• [WHAT IS EXPECTED] Return the records that follow, matching each one exactly.

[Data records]
********************

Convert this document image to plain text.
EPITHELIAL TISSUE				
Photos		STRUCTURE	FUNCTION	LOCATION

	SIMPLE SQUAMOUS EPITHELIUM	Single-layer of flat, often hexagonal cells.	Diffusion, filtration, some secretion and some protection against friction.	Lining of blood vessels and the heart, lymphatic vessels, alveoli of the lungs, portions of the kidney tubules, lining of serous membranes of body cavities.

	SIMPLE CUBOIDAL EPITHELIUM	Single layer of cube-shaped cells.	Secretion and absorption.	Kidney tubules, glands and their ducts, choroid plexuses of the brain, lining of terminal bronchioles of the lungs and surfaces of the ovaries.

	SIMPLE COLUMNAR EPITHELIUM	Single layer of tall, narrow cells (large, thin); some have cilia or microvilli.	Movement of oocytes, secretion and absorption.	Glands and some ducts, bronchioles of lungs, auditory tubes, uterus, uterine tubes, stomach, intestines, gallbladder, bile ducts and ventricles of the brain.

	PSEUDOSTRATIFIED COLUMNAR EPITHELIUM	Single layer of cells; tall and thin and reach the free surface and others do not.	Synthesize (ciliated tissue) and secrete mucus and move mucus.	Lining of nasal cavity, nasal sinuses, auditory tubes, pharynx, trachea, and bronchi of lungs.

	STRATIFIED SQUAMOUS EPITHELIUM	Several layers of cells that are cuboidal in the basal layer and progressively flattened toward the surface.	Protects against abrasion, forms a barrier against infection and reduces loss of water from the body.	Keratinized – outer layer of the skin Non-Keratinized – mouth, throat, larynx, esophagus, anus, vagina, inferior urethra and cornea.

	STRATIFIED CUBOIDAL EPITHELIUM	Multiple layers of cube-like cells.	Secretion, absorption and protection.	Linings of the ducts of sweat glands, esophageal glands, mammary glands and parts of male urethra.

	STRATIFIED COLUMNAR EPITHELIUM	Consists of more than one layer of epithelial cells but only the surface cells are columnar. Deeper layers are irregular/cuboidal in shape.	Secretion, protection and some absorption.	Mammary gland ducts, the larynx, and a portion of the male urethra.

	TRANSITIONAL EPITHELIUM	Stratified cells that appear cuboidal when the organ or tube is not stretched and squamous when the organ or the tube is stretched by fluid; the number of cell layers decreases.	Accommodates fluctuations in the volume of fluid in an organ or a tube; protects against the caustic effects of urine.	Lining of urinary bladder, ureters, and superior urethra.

********************

• [ANSWER BOX]
Convert this document image to plain text.
EPITHELIAL TISSUE				
Photos		STRUCTURE	FUNCTION	LOCATION

	SIMPLE SQUAMOUS EPITHELIUM	Single-layer of flat, often hexagonal cells.	Diffusion, filtration, some secretion and some protection against friction.	Lining of blood vessels and the heart, lymphatic vessels, alveoli of the lungs, portions of the kidney tubules, lining of serous membranes of body cavities.

	SIMPLE CUBOIDAL EPITHELIUM	Single layer of cube-shaped cells.	Secretion and absorption.	Kidney tubules, glands and their ducts, choroid plexuses of the brain, lining of terminal bronchioles of the lungs and surfaces of the ovaries.

	SIMPLE COLUMNAR EPITHELIUM	Single layer of tall, narrow cells (large, thin); some have cilia or microvilli.	Movement of oocytes, secretion and absorption.	Glands and some ducts, bronchioles of lungs, auditory tubes, uterus, uterine tubes, stomach, intestines, gallbladder, bile ducts and ventricles of the brain.

	PSEUDOSTRATIFIED COLUMNAR EPITHELIUM	Single layer of cells; tall and thin and reach the free surface and others do not.	Synthesize (ciliated tissue) and secrete mucus and move mucus.	Lining of nasal cavity, nasal sinuses, auditory tubes, pharynx, trachea, and bronchi of lungs.

	STRATIFIED SQUAMOUS EPITHELIUM	Several layers of cells that are cuboidal in the basal layer and progressively flattened toward the surface.	Protects against abrasion, forms a barrier against infection and reduces loss of water from the body.	Keratinized – outer layer of the skin Non-Keratinized – mouth, throat, larynx, esophagus, anus, vagina, inferior urethra and cornea.

	STRATIFIED CUBOIDAL EPITHELIUM	Multiple layers of cube-like cells.	Secretion, absorption and protection.	Linings of the ducts of sweat glands, esophageal glands, mammary glands and parts of male urethra.

	STRATIFIED COLUMNAR EPITHELIUM	Consists of more than one layer of epithelial cells but only the surface cells are columnar. Deeper layers are irregular/cuboidal in shape.	Secretion, protection and some absorption.	Mammary gland ducts, the larynx, and a portion of the male urethra.

	TRANSITIONAL EPITHELIUM	Stratified cells that appear cuboidal when the organ or tube is not stretched and squamous when the organ or the tube is stretched by fluid; the number of cell layers decreases.	Accommodates fluctuations in the volume of fluid in an organ or a tube; protects against the caustic effects of urine.	Lining of urinary bladder, ureters, and superior urethra.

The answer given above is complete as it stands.